▶ **Problem**
Every line must be returned precisely as it is written.

========================================================================

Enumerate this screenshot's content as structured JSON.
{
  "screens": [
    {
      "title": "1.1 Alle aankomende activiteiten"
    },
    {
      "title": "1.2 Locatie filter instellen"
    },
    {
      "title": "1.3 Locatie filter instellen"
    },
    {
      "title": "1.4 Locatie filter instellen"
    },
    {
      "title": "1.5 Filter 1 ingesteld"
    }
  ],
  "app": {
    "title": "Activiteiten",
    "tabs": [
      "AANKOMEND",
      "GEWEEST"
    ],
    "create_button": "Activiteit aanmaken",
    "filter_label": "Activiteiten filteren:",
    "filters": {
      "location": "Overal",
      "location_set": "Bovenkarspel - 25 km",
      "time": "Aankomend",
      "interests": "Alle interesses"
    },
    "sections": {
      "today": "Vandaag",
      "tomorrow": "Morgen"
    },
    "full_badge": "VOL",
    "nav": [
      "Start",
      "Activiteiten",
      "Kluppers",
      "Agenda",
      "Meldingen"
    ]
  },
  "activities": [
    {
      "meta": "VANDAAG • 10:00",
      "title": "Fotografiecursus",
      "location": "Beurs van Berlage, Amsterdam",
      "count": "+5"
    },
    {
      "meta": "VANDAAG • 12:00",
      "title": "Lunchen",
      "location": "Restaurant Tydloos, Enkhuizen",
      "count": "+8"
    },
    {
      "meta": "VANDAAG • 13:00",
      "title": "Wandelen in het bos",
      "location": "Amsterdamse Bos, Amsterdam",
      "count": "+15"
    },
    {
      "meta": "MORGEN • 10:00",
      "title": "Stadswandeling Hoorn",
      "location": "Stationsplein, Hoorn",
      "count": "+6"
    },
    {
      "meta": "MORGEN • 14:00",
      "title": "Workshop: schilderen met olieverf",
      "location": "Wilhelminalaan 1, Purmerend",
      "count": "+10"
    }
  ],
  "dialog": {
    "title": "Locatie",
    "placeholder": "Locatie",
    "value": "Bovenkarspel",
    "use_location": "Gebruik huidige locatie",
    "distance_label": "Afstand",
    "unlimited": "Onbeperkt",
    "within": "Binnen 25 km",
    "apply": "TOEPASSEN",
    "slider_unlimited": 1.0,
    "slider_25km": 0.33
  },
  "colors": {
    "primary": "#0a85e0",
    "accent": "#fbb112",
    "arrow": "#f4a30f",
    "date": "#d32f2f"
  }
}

========================================================================

▶ **Answer to this problem**
Enumerate this screenshot's content as structured JSON.
{
  "screens": [
    {
      "title": "1.1 Alle aankomende activiteiten"
    },
    {
      "title": "1.2 Locatie filter instellen"
    },
    {
      "title": "1.3 Locatie filter instellen"
    },
    {
      "title": "1.4 Locatie filter instellen"
    },
    {
      "title": "1.5 Filter 1 ingesteld"
    }
  ],
  "app": {
    "title": "Activiteiten",
    "tabs": [
      "AANKOMEND",
      "GEWEEST"
    ],
    "create_button": "Activiteit aanmaken",
    "filter_label": "Activiteiten filteren:",
    "filters": {
      "location": "Overal",
      "location_set": "Bovenkarspel - 25 km",
      "time": "Aankomend",
      "interests": "Alle interesses"
    },
    "sections": {
      "today": "Vandaag",
      "tomorrow": "Morgen"
    },
    "full_badge": "VOL",
    "nav": [
      "Start",
      "Activiteiten",
      "Kluppers",
      "Agenda",
      "Meldingen"
    ]
  },
  "activities": [
    {
      "meta": "VANDAAG • 10:00",
      "title": "Fotografiecursus",
      "location": "Beurs van Berlage, Amsterdam",
      "count": "+5"
    },
    {
      "meta": "VANDAAG • 12:00",
      "title": "Lunchen",
      "location": "Restaurant Tydloos, Enkhuizen",
      "count": "+8"
    },
    {
      "meta": "VANDAAG • 13:00",
      "title": "Wandelen in het bos",
      "location": "Amsterdamse Bos, Amsterdam",
      "count": "+15"
    },
    {
      "meta": "MORGEN • 10:00",
      "title": "Stadswandeling Hoorn",
      "location": "Stationsplein, Hoorn",
      "count": "+6"
    },
    {
      "meta": "MORGEN • 14:00",
      "title": "Workshop: schilderen met olieverf",
      "location": "Wilhelminalaan 1, Purmerend",
      "count": "+10"
    }
  ],
  "dialog": {
    "title": "Locatie",
    "placeholder": "Locatie",
    "value": "Bovenkarspel",
    "use_location": "Gebruik huidige locatie",
    "distance_label": "Afstand",
    "unlimited": "Onbeperkt",
    "within": "Binnen 25 km",
    "apply": "TOEPASSEN",
    "slider_unlimited": 1.0,
    "slider_25km": 0.33
  },
  "colors": {
    "primary": "#0a85e0",
    "accent": "#fbb112",
    "arrow": "#f4a30f",
    "date": "#d32f2f"
  }
}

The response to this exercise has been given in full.